Text extract —
------------
When was the last time you checked your email or your cell phone? Have you accidentally left your phone somewhere or lost it? How did you feel? Have you been at a family function and pulled out your phone and started looking at it rather than talking to others? Has someone asked you if you are listening to them or looking at your phone?
Phones are all around us. A recent study has shown that 95% of Americans own cell phones and that 77% of Americans own smartphones (up from 35% just 6 years ago, so likely to continue to grow), which in many ways are the best symbol of technology in our world since it gives immediate access to the internet. The average person checks their cell phone every 4.3 waking minutes, and many have the phone as the first thing they look at in the morning and last thing they look at before bed.
If you have a smartphone (or the internet in general) have you ever considered if you are addicted to it and if your use of it is changing and shaping you? I was confronted by that question this summer as I listened to a sermon series on the topic by a church whose sermons I download on a podcast (and listen to on my phone, ironically enough). It has caused me to think about my use of technology. I am by no means a techie (in fact, I am a slow and reluctant adopted of new technology), but I use technology and, as a follower of Christ, need to use it thoughtfully and to the glory of God.
Recognize That Technology Shapes Us
Back in 1964, Marshall McLuhan stated, “The medium is the message,” pointing out that the delivery mechanism for information helps shape the message we receive. If the content can change the way we think, feel, or act, so can the mechanism (the medium). This idea of being shaped by the medium as well as the message has been considered in more detail concerning the cell phone in the recent book 12 Ways Your Phone is Changing You by Tony Reinke (Wheaton, IL: Crossway, 2017). In the book, Reinke notes how phones and social media causes us to be distracted and ignore people and relationships; while being more connected, we are also more lonely (and at times mean towards others). Phones can cause us to be more focused on what we don’t have (and afraid of missing out) and not ponder the deep things of life. We become more focused on being “liked” than on God’s approval and thoughts on our life. (for the list of all 12 ways, see this video). As I read this book, I started to think how I have noticed some of these elements appearing in my life.
------------
Given request A —
Copy the passage of the piece on phones and technology from "When was the" up to and including "at before bed.".

Data entries —
------------
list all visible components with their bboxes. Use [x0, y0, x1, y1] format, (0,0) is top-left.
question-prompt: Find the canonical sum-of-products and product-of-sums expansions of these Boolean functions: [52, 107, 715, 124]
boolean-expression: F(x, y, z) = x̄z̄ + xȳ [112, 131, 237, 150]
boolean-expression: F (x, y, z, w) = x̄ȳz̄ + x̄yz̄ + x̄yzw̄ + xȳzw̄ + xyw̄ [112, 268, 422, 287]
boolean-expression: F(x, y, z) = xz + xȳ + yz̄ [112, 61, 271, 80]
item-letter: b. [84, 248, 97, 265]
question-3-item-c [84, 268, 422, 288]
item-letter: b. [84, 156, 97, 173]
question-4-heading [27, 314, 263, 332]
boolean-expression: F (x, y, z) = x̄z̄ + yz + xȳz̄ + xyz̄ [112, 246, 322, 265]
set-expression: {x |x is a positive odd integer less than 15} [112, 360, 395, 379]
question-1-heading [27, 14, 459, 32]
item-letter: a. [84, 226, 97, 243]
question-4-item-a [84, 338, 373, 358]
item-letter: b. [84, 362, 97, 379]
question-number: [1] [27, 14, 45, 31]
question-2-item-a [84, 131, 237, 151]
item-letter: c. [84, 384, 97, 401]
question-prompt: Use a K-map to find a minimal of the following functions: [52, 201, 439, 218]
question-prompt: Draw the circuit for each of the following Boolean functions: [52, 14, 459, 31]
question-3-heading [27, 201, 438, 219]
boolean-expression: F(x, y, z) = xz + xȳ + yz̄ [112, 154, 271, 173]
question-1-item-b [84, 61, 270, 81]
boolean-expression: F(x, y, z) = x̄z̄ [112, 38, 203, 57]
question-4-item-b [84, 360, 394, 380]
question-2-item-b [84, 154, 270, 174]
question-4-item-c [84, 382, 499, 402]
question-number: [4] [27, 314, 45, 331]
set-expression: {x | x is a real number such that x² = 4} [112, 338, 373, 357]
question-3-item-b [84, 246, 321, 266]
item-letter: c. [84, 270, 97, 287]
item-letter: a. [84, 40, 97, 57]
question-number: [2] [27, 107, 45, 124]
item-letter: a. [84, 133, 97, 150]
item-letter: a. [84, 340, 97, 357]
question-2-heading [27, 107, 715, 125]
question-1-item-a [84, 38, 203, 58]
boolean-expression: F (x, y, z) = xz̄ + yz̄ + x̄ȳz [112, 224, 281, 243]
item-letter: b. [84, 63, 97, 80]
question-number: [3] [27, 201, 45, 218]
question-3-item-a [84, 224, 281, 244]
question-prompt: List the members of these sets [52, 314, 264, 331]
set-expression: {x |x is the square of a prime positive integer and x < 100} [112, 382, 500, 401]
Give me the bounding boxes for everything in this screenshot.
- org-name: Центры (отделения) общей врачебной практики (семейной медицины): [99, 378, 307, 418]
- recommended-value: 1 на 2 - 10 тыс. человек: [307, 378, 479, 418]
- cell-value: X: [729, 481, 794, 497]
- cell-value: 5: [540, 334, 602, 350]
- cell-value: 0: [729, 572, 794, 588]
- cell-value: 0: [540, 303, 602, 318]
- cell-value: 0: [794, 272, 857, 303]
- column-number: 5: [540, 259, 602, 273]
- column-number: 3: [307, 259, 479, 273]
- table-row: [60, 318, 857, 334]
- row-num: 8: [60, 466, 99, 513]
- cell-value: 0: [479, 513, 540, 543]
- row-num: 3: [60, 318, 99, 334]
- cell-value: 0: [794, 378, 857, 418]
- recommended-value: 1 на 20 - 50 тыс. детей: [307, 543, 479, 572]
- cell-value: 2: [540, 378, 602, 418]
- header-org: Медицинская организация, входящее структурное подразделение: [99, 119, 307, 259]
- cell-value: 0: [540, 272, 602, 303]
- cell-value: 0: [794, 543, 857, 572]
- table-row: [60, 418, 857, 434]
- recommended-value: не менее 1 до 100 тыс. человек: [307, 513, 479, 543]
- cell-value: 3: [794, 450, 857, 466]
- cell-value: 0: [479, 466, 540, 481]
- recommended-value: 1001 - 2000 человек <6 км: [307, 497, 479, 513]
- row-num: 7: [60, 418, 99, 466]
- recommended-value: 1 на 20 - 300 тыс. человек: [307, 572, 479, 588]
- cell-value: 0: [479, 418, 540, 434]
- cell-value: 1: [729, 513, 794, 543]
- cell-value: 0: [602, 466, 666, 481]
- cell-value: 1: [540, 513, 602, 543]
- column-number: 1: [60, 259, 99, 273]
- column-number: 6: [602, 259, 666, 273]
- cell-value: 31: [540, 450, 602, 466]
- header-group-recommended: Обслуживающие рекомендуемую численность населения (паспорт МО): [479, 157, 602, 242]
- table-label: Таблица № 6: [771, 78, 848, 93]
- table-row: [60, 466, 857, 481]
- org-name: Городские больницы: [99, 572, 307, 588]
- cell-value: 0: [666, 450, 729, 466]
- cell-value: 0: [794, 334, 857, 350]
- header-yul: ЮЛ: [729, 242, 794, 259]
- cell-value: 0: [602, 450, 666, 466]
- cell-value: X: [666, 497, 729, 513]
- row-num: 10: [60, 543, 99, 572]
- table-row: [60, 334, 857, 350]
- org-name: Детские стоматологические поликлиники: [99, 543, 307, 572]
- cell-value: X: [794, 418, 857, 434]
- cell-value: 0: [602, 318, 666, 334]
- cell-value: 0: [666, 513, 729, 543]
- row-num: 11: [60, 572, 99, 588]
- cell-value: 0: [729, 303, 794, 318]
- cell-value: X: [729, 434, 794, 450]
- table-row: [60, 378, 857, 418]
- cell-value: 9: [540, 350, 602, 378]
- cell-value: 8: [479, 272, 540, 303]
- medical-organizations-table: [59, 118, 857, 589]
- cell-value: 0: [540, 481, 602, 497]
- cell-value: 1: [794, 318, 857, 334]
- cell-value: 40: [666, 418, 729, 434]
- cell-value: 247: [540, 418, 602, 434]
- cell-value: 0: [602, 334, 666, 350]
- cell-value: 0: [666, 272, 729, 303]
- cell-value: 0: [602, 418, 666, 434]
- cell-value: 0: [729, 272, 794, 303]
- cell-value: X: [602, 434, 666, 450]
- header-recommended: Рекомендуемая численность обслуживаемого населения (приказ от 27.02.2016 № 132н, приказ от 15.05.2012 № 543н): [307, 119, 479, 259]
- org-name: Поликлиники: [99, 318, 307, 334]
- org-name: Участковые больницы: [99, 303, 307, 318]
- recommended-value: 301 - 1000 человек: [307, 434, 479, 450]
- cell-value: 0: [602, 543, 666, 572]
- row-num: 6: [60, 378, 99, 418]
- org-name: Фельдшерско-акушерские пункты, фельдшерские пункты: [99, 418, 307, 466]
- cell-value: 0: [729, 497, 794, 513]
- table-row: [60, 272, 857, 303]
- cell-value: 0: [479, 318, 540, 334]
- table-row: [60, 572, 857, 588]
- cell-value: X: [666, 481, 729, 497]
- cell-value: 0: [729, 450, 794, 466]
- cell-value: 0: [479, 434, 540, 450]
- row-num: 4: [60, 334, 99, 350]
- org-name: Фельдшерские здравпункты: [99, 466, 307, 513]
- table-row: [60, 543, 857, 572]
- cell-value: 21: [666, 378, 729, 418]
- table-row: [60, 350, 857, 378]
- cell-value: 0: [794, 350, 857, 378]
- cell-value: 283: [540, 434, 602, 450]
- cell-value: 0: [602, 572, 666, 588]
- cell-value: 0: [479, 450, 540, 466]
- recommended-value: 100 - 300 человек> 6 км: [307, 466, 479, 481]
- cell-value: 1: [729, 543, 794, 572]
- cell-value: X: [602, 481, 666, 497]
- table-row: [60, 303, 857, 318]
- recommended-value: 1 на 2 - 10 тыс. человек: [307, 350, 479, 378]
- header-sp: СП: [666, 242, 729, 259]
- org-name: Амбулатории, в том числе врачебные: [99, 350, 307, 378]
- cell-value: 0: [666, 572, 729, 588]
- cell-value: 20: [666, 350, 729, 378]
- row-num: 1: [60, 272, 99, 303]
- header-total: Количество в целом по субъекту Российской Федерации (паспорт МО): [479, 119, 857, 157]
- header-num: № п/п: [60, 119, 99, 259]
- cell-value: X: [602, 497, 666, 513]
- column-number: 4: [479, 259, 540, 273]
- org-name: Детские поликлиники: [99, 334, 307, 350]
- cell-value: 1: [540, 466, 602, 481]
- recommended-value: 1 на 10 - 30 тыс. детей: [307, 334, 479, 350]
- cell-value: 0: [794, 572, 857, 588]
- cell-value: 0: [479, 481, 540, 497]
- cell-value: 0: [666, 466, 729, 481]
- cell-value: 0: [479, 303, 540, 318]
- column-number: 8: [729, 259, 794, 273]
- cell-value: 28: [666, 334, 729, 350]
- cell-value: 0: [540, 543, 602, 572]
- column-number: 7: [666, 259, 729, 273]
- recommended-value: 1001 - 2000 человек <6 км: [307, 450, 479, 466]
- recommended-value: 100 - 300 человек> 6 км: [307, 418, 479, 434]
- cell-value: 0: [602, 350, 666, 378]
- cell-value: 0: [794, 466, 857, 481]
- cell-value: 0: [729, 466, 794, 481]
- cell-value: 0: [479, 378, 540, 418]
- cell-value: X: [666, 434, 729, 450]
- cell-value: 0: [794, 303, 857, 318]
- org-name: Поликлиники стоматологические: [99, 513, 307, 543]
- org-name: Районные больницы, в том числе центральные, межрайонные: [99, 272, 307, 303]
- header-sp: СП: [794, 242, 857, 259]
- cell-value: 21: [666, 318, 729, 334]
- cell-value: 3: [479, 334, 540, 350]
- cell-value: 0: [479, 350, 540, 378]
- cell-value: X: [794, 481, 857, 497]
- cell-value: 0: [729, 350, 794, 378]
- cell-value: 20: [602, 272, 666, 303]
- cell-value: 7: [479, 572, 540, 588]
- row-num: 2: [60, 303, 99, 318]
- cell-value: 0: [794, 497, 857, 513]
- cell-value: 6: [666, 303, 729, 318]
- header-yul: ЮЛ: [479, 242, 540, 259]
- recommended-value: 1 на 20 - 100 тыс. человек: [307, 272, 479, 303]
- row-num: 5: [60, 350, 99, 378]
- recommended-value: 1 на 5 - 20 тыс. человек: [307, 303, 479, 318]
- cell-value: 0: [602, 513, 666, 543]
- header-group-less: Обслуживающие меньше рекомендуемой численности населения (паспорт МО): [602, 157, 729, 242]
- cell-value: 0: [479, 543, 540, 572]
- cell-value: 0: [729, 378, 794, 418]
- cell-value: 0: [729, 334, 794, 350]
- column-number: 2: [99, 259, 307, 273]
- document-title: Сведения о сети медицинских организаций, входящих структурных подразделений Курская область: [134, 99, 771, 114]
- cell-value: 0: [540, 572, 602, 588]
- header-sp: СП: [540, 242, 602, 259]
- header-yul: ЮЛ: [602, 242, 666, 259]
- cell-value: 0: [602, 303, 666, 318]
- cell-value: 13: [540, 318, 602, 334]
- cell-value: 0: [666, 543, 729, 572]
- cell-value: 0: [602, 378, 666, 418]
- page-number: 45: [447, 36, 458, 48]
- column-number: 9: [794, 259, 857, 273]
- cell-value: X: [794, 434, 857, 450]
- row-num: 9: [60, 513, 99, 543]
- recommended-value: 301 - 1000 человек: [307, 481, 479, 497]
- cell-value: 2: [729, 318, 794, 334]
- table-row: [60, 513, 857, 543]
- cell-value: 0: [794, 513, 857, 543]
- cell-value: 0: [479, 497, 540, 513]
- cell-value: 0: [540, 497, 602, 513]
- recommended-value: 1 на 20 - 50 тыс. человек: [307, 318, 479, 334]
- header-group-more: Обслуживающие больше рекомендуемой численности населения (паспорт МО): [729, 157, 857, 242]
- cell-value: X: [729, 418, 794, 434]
------------
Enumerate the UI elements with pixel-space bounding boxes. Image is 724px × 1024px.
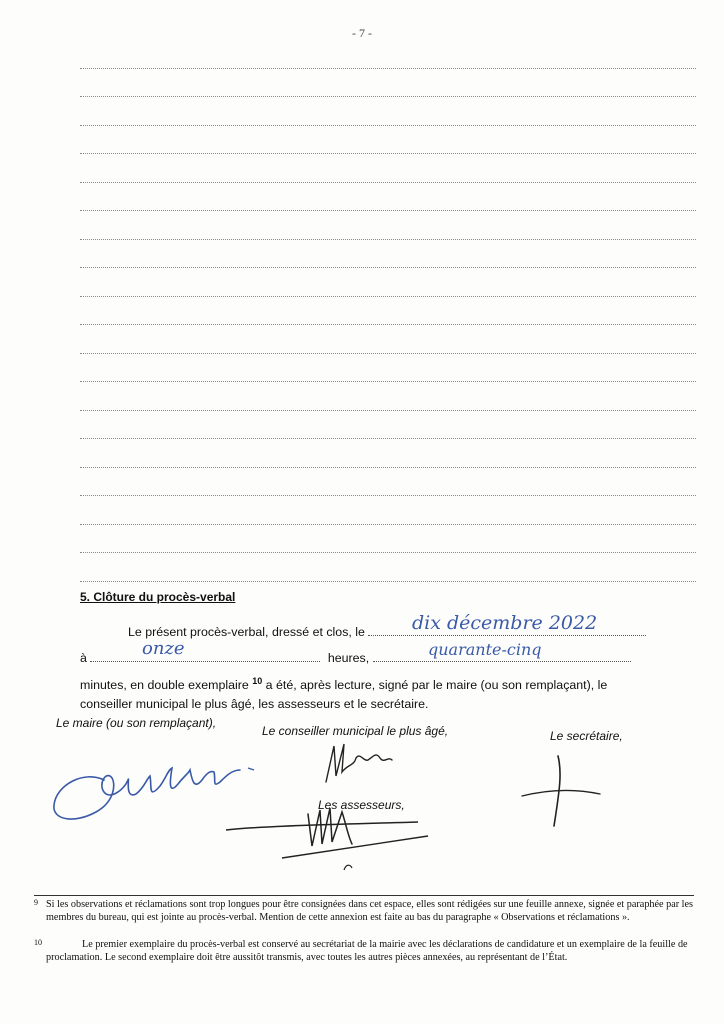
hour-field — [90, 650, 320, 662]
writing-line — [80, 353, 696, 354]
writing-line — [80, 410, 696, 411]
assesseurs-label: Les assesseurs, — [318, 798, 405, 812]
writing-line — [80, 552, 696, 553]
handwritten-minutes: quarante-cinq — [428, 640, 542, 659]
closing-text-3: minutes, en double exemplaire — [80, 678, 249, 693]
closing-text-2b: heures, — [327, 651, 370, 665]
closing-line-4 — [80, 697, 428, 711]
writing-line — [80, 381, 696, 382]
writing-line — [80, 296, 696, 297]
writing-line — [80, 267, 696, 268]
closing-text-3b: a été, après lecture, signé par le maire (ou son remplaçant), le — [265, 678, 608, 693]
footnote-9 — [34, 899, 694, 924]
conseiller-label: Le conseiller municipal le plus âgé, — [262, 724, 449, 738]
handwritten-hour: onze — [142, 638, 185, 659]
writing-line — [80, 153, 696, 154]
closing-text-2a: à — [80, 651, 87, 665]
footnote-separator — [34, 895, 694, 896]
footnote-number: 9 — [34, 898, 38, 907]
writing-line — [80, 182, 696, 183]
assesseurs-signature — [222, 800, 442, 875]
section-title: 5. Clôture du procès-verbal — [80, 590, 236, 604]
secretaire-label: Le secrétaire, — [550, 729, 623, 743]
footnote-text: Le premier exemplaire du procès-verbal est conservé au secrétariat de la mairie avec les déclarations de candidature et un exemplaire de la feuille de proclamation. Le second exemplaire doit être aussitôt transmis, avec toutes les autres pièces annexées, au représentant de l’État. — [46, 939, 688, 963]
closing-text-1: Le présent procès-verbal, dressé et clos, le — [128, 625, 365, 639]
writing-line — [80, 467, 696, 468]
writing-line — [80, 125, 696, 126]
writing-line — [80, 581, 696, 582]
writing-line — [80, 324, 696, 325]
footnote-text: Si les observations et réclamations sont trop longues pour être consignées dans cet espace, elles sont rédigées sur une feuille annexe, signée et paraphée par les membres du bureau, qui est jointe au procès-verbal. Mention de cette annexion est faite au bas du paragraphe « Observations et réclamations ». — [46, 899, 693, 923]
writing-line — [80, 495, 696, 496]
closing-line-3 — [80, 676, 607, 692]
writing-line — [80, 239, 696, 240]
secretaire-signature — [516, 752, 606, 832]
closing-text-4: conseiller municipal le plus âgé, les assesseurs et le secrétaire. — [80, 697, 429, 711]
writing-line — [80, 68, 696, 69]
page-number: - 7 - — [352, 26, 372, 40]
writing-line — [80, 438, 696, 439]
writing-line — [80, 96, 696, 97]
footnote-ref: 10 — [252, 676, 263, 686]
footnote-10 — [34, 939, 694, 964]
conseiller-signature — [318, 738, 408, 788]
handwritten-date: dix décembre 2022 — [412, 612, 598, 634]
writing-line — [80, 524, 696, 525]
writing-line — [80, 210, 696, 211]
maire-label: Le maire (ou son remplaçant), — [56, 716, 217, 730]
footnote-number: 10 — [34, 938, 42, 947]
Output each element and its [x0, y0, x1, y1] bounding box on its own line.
------------
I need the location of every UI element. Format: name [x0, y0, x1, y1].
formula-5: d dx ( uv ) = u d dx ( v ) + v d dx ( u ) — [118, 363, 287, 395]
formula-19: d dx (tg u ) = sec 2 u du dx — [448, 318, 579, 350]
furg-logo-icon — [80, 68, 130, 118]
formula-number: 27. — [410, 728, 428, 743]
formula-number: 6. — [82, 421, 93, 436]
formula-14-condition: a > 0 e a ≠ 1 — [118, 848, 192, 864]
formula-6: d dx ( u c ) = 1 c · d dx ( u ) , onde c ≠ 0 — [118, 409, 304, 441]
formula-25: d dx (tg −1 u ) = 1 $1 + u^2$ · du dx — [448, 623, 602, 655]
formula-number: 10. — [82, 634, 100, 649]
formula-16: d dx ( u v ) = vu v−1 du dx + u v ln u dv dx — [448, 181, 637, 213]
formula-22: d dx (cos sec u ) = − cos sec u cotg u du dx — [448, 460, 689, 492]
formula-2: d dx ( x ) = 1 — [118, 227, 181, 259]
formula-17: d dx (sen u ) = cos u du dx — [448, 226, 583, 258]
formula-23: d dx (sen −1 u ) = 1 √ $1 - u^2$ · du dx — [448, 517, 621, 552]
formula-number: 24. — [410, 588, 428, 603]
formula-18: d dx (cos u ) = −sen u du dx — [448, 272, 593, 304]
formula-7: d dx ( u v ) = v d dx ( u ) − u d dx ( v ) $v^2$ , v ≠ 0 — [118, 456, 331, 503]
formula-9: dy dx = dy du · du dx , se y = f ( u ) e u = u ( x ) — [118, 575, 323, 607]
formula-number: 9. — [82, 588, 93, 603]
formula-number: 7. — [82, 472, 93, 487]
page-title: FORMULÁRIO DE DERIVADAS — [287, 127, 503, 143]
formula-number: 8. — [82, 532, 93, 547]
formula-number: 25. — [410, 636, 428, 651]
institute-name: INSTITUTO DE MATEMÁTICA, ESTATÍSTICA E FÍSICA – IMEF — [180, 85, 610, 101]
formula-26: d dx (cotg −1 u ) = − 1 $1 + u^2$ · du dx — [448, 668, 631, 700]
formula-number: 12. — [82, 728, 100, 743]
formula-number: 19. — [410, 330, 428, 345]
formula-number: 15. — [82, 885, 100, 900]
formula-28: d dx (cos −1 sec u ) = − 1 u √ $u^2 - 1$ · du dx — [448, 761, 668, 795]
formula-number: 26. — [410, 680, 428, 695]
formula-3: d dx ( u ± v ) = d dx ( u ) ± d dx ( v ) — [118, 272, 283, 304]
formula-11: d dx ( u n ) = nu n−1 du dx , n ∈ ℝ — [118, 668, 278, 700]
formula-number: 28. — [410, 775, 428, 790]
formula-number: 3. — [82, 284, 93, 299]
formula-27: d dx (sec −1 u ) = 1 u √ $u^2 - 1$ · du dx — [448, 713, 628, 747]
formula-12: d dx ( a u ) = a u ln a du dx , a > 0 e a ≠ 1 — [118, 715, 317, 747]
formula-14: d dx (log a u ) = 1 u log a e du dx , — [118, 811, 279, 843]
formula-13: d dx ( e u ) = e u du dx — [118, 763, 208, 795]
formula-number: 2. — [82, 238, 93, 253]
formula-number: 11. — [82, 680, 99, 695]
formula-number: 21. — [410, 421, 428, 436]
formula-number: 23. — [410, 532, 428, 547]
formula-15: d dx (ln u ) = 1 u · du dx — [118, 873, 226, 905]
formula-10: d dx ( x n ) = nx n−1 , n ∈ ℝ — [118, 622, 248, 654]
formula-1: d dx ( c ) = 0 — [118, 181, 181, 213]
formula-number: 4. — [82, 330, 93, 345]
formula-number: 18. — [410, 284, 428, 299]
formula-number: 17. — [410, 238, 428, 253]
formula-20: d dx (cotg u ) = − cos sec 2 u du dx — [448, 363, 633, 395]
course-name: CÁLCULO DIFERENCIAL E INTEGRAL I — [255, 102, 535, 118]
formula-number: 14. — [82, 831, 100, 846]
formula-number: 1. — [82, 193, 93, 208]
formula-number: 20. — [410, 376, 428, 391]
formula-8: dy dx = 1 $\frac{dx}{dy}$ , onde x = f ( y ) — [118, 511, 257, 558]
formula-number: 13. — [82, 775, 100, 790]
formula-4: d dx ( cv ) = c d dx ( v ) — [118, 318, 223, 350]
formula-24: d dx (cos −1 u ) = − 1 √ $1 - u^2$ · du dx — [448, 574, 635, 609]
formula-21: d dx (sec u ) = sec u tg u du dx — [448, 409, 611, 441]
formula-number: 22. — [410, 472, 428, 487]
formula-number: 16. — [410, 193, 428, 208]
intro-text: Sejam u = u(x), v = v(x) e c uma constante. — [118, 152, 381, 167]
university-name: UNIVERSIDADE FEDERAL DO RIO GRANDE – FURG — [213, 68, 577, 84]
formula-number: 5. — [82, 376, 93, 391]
------------
Given request B —
In the entries, rewrite the lines from the line with "hour-field — [90, 650, 320, 662]" up to and including the line with "footnote-9 — [34, 899, 694, 924]", replacing "writing-line" with "ruled-line" and leaving everything else as it is. Give only those lines.

Full response A —
When was the last time you checked your email or your cell phone? Have you accidentally left your phone somewhere or lost it? How did you feel? Have you been at a family function and pulled out your phone and started looking at it rather than talking to others? Has someone asked you if you are listening to them or looking at your phone?
Phones are all around us. A recent study has shown that 95% of Americans own cell phones and that 77% of Americans own smartphones (up from 35% just 6 years ago, so likely to continue to grow), which in many ways are the best symbol of technology in our world since it gives immediate access to the internet. The average person checks their cell phone every 4.3 waking minutes, and many have the phone as the first thing they look at in the morning and last thing they look at before bed.

Full response B —
hour-field — [90, 650, 320, 662]
ruled-line — [80, 353, 696, 354]
ruled-line — [80, 410, 696, 411]
assesseurs-label: Les assesseurs, — [318, 798, 405, 812]
ruled-line — [80, 552, 696, 553]
handwritten-minutes: quarante-cinq — [428, 640, 542, 659]
closing-text-3: minutes, en double exemplaire — [80, 678, 249, 693]
closing-text-2b: heures, — [327, 651, 370, 665]
closing-line-4 — [80, 697, 428, 711]
ruled-line — [80, 381, 696, 382]
ruled-line — [80, 296, 696, 297]
ruled-line — [80, 267, 696, 268]
closing-text-3b: a été, après lecture, signé par le maire (ou son remplaçant), le — [265, 678, 608, 693]
footnote-9 — [34, 899, 694, 924]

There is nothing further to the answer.